**What this task involves:** Leave out the pictures and repeat exactly the lines from the one containing "Convert this chart" through the end of the records.

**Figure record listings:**
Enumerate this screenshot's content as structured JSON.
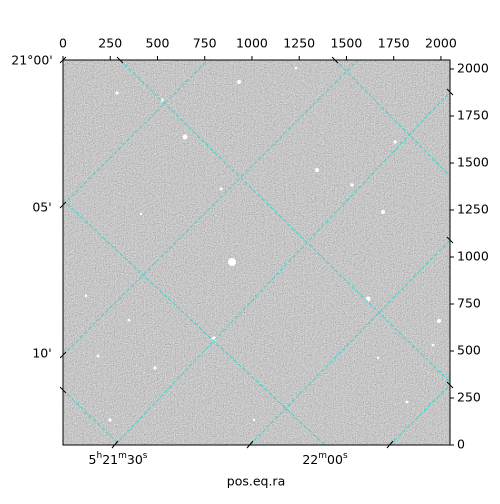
{
  "chart_data": {
    "type": "image",
    "xlabel": "pos.eq.ra",
    "xlim": [
      0,
      2048
    ],
    "xticks": [
      0,
      250,
      500,
      750,
      1000,
      1250,
      1500,
      1750,
      2000
    ],
    "ylim": [
      0,
      2048
    ],
    "yticks": [
      0,
      250,
      500,
      750,
      1000,
      1250,
      1500,
      1750,
      2000
    ],
    "dec_labels": [
      "21°00'",
      "05'",
      "10'"
    ],
    "ra_labels": [
      [
        "5",
        "h",
        "21",
        "m",
        "30",
        "s"
      ],
      [
        "22",
        "m",
        "00",
        "s"
      ]
    ]
  }
}
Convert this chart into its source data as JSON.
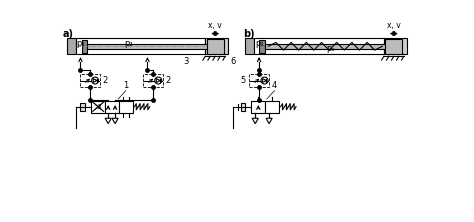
{
  "bg_color": "#ffffff",
  "line_color": "#000000",
  "label_a": "a)",
  "label_b": "b)",
  "p1_label": "p₁",
  "p2_label": "p₂",
  "pa_label": "pₐ",
  "xv_label": "x, v",
  "label_1": "1",
  "label_2": "2",
  "label_3": "3",
  "label_4": "4",
  "label_5": "5",
  "label_6": "6",
  "font_size": 6.0
}
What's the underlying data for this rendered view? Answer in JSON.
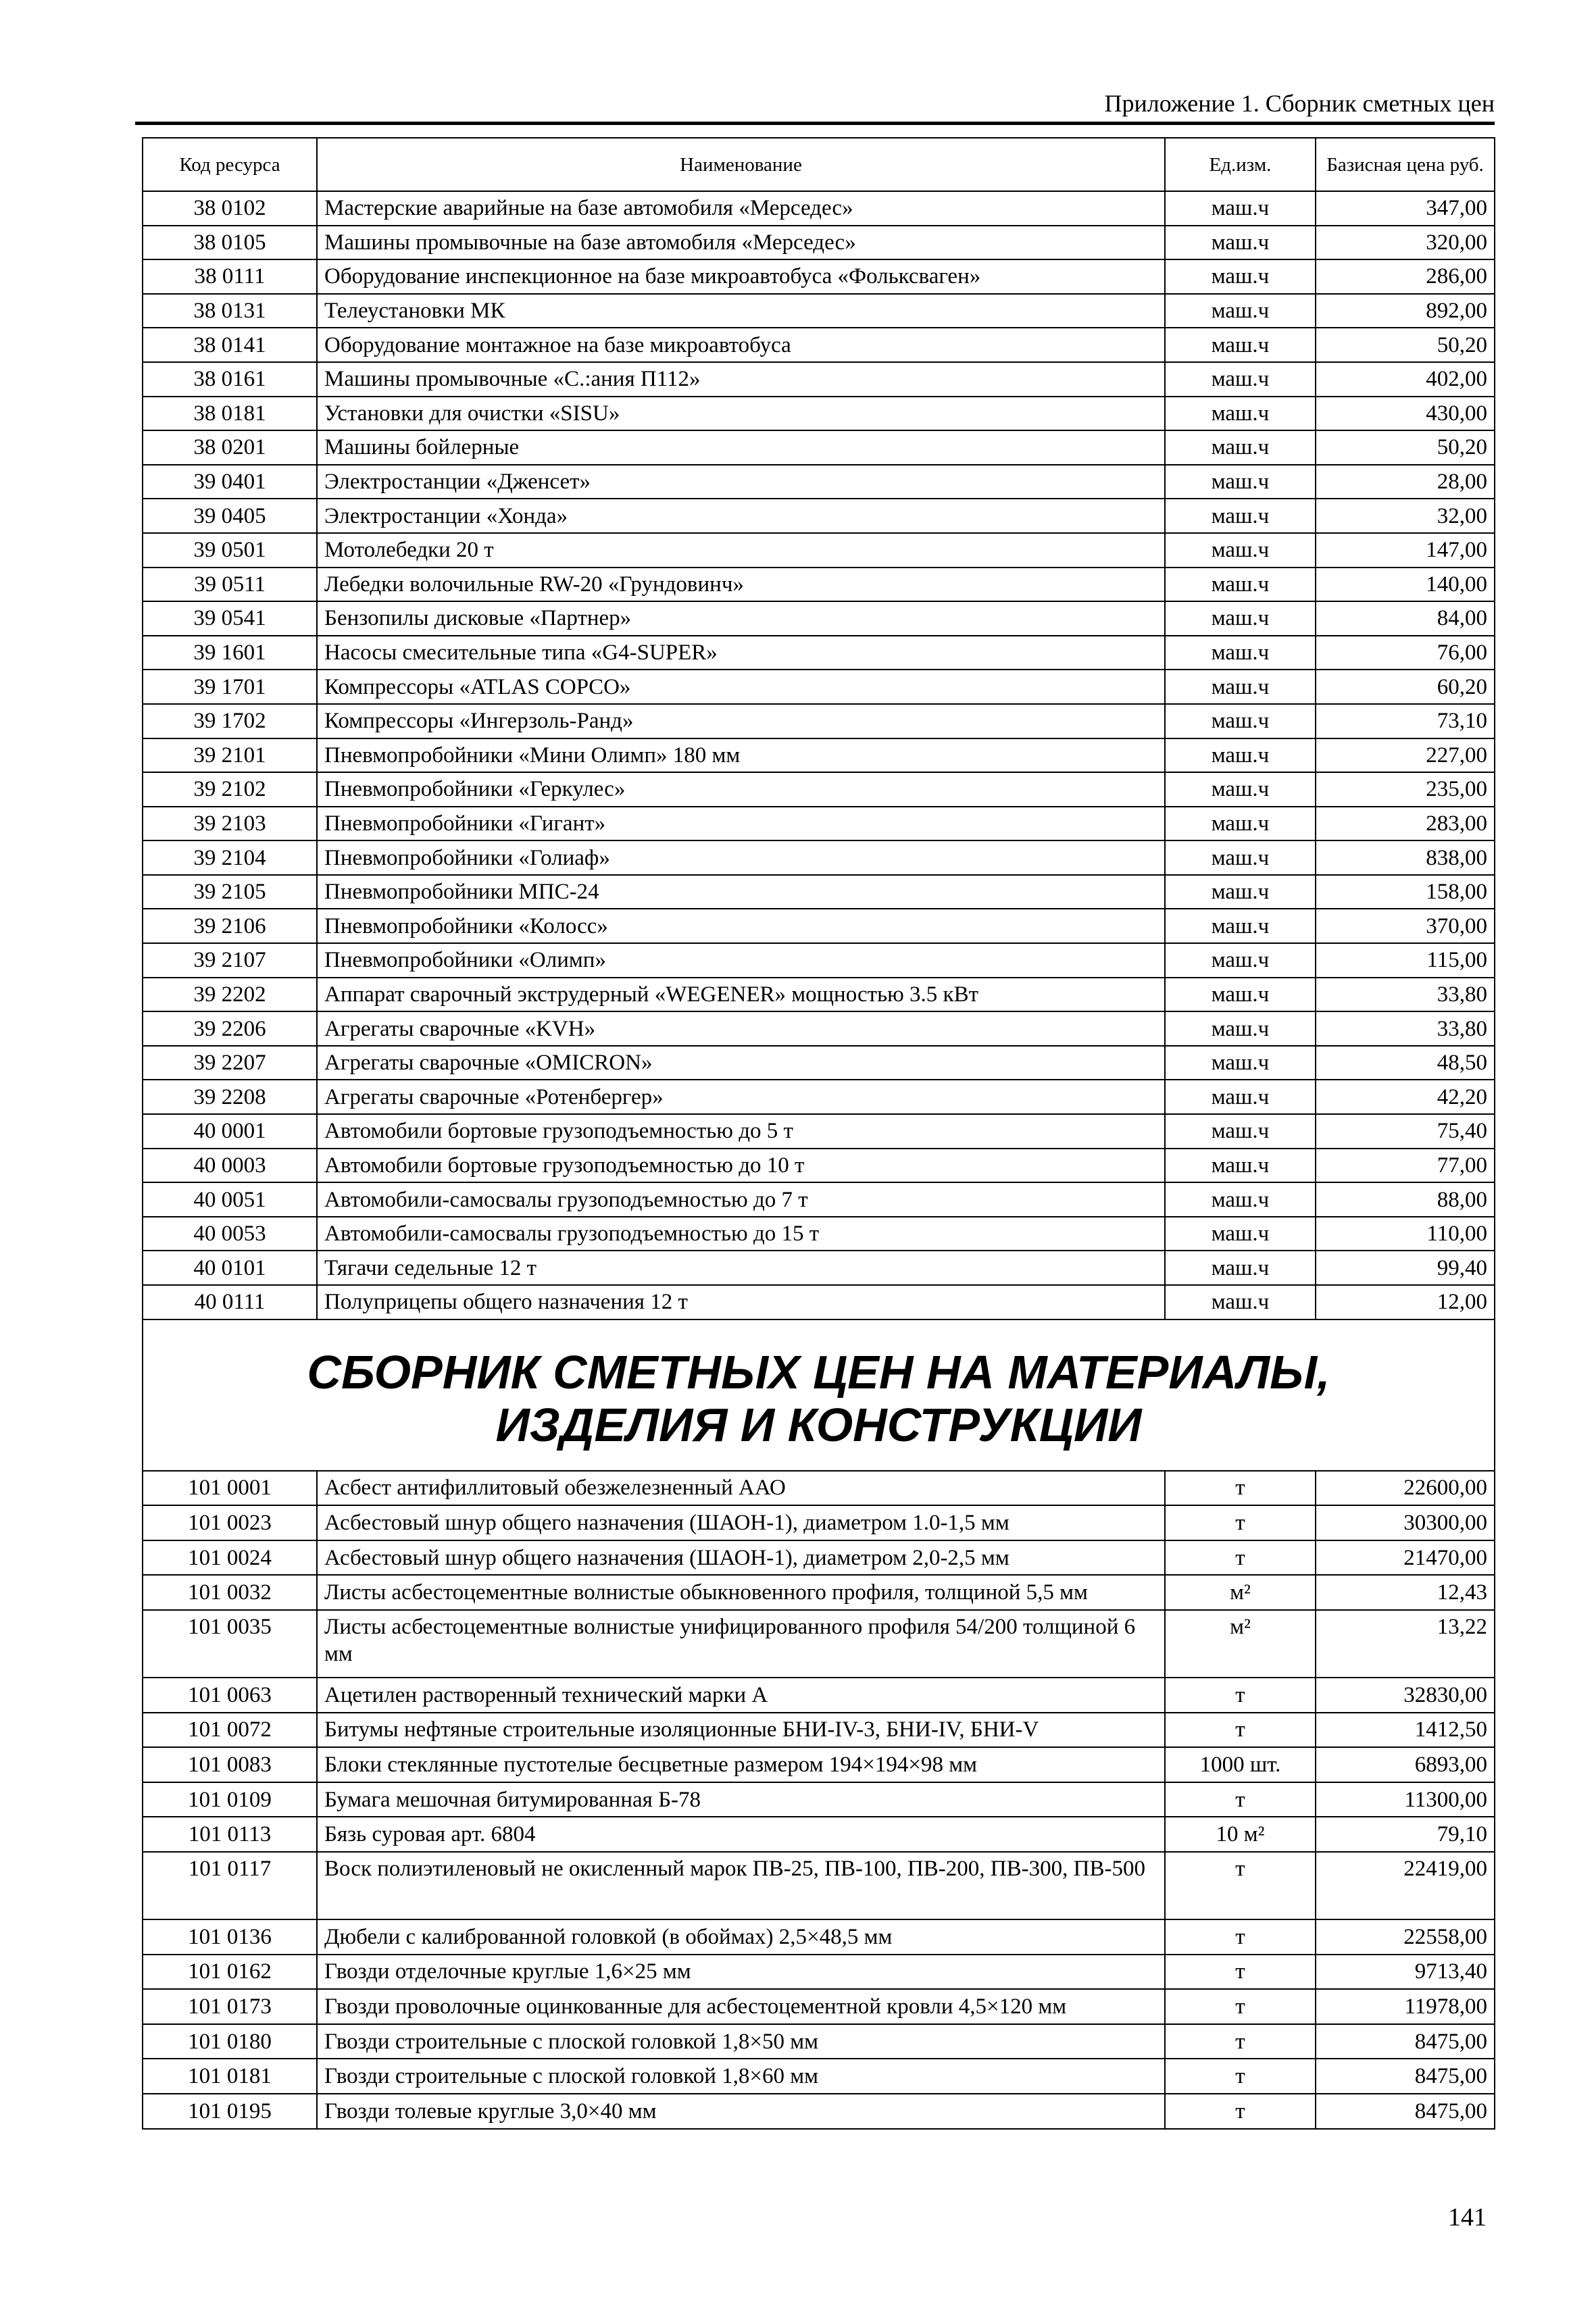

**Result of the exercise:**
Convert this chart into its source data as JSON.
{
  "bg_color": "#ffffff",
  "line_color": "#000000",
  "label_a": "a)",
  "label_b": "b)",
  "p1_label": "p₁",
  "p2_label": "p₂",
  "pa_label": "pₐ",
  "xv_label": "x, v",
  "label_1": "1",
  "label_2": "2",
  "label_3": "3",
  "label_4": "4",
  "label_5": "5",
  "label_6": "6",
  "font_size": 6.0
}
What's the underlying data for this rendered view? Answer in JSON.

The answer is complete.